Below are records; state how many of their lines hold the word "left", and give only the figure.

+++ DATASET RECORDS +++

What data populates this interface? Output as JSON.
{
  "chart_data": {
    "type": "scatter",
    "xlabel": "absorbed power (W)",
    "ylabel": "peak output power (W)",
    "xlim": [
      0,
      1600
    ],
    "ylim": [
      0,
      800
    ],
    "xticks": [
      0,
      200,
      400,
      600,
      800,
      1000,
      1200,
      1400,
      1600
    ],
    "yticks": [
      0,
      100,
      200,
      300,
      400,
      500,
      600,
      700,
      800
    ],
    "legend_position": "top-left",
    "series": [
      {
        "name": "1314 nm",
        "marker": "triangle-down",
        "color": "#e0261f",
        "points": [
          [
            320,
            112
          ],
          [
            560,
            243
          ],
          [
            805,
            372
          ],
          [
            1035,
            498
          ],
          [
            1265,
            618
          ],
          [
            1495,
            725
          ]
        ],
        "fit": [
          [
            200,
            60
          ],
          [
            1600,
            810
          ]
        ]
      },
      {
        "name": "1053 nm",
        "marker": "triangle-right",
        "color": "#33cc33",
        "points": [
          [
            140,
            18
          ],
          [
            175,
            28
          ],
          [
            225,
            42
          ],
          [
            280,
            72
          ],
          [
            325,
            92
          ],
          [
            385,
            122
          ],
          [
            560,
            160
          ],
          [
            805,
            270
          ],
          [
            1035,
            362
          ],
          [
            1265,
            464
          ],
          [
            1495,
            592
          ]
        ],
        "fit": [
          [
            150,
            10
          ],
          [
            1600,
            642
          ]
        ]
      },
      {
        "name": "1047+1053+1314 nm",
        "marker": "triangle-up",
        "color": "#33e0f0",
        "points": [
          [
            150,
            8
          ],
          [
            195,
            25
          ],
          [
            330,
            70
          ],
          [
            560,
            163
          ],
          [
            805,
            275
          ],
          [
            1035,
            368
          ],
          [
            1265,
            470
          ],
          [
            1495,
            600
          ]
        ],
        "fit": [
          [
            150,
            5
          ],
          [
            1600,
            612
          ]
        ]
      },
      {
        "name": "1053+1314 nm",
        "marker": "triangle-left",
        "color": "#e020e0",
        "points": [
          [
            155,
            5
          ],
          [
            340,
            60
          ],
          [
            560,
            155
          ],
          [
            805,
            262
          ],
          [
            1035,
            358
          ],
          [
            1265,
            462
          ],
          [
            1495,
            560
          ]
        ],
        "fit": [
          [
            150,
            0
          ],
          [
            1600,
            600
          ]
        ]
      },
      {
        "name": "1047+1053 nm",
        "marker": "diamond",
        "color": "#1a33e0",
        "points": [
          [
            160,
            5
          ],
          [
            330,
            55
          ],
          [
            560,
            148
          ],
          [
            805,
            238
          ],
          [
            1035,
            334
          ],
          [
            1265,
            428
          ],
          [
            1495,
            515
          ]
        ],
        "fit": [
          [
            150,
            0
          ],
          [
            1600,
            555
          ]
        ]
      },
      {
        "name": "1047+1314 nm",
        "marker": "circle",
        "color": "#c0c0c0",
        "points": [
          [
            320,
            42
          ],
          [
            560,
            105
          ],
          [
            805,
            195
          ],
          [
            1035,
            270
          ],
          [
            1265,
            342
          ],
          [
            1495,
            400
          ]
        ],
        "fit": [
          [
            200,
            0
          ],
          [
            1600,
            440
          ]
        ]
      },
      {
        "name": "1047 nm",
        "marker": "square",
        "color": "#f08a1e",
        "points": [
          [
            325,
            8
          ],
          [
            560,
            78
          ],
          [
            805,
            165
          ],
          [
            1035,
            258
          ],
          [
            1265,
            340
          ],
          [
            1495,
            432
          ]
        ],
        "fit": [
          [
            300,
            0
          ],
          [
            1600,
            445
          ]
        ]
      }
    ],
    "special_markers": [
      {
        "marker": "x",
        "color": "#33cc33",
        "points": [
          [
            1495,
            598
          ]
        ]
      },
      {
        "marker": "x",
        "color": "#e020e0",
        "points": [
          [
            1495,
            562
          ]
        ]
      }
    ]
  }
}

+++

• [WRITTEN SOLUTION]: 2